━━━━━ Raw data ━━━━━
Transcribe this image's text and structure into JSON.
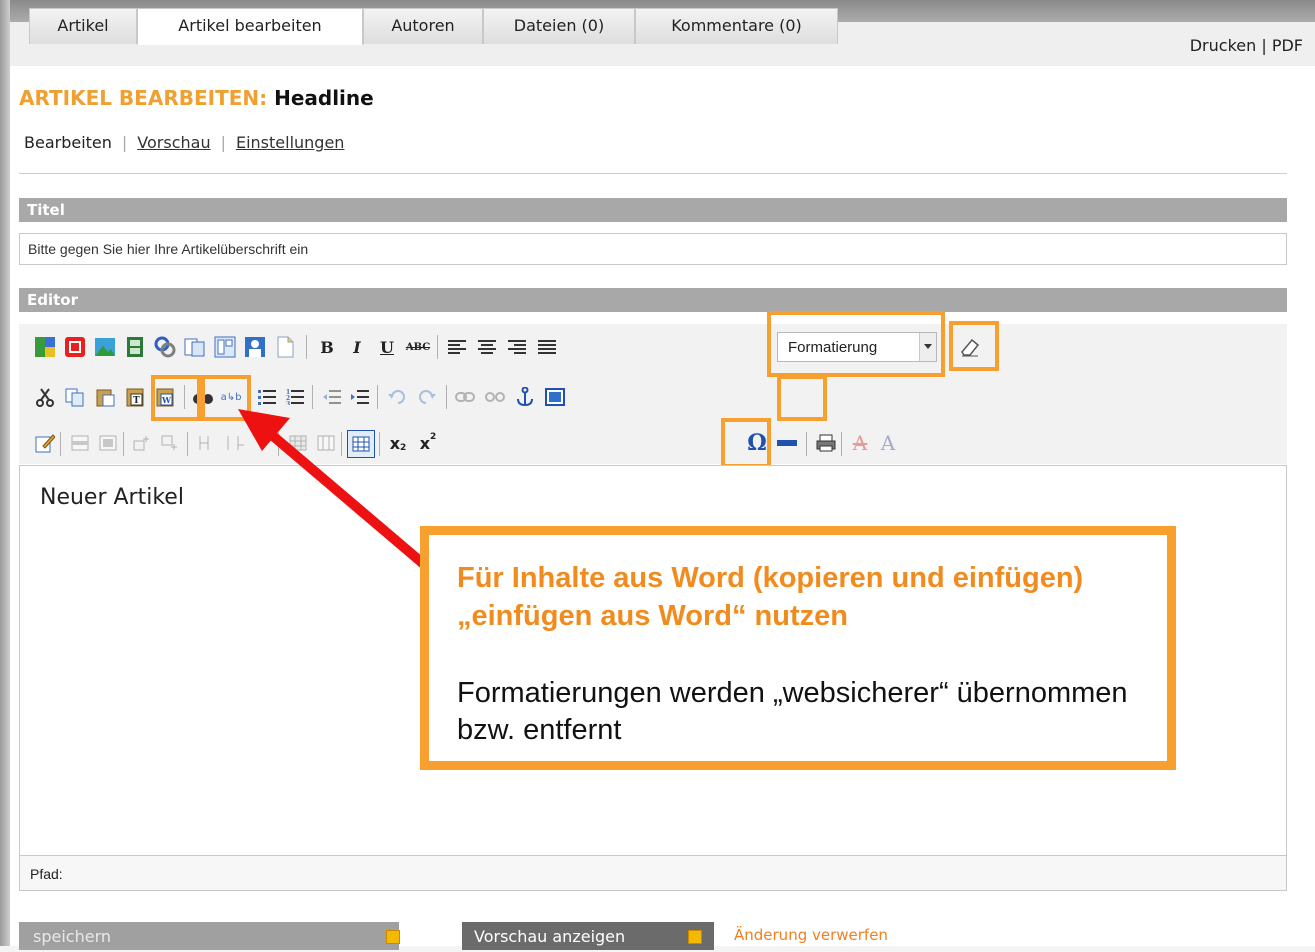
{
  "tabs": [
    {
      "label": "Artikel",
      "active": false
    },
    {
      "label": "Artikel bearbeiten",
      "active": true
    },
    {
      "label": "Autoren",
      "active": false
    },
    {
      "label": "Dateien (0)",
      "active": false
    },
    {
      "label": "Kommentare (0)",
      "active": false
    }
  ],
  "print_links": {
    "print": "Drucken",
    "separator": "|",
    "pdf": "PDF"
  },
  "page_title": {
    "prefix": "ARTIKEL BEARBEITEN:",
    "name": "Headline"
  },
  "subnav": {
    "active": "Bearbeiten",
    "preview": "Vorschau",
    "settings": "Einstellungen",
    "separator": "|"
  },
  "title_section": {
    "header": "Titel",
    "value": "Bitte gegen Sie hier Ihre Artikelüberschrift ein"
  },
  "editor_section": {
    "header": "Editor",
    "format_dropdown": "Formatierung",
    "content": "Neuer Artikel",
    "path_label": "Pfad:"
  },
  "toolbar_icons": {
    "row1": [
      "media-icon",
      "flash-icon",
      "image-icon",
      "video-icon",
      "link-manager-icon",
      "copy-template-icon",
      "layout-icon",
      "user-icon",
      "document-icon",
      "bold-icon",
      "italic-icon",
      "underline-icon",
      "strikethrough-icon",
      "align-left-icon",
      "align-center-icon",
      "align-right-icon",
      "justify-icon",
      "clean-format-icon"
    ],
    "row2": [
      "cut-icon",
      "copy-icon",
      "paste-icon",
      "paste-text-icon",
      "paste-word-icon",
      "find-icon",
      "replace-icon",
      "bullet-list-icon",
      "numbered-list-icon",
      "outdent-icon",
      "indent-icon",
      "undo-icon",
      "redo-icon",
      "link-icon",
      "unlink-icon",
      "anchor-icon",
      "fullscreen-icon"
    ],
    "row3": [
      "edit-icon",
      "table-row-icon",
      "table-delete-icon",
      "insert-row-before-icon",
      "insert-row-after-icon",
      "merge-cells-icon",
      "split-cells-icon",
      "insert-column-icon",
      "table-props-icon",
      "cell-props-icon",
      "insert-table-icon",
      "subscript-icon",
      "superscript-icon",
      "special-char-icon",
      "horizontal-rule-icon",
      "print-icon",
      "font-color-icon",
      "background-color-icon"
    ]
  },
  "callout": {
    "title": "Für Inhalte aus Word (kopieren und einfügen) „einfügen aus Word“ nutzen",
    "body": "Formatierungen werden „websicherer“ übernommen bzw. entfernt"
  },
  "actions": {
    "save": "speichern",
    "preview": "Vorschau anzeigen",
    "discard": "Änderung verwerfen"
  },
  "colors": {
    "accent": "#f7a030",
    "arrow": "#ee1111",
    "section_bar": "#a8a8a8"
  }
}
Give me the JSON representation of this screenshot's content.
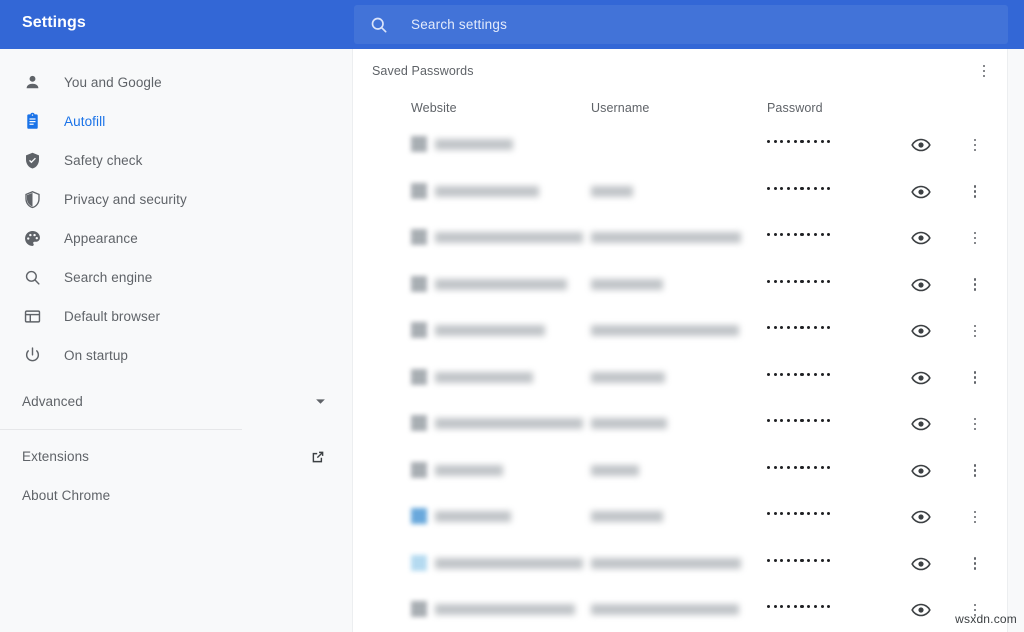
━━━━━
▶ Your objective: How many of these lines contain "list"? Write only the number.

▶ The response: 2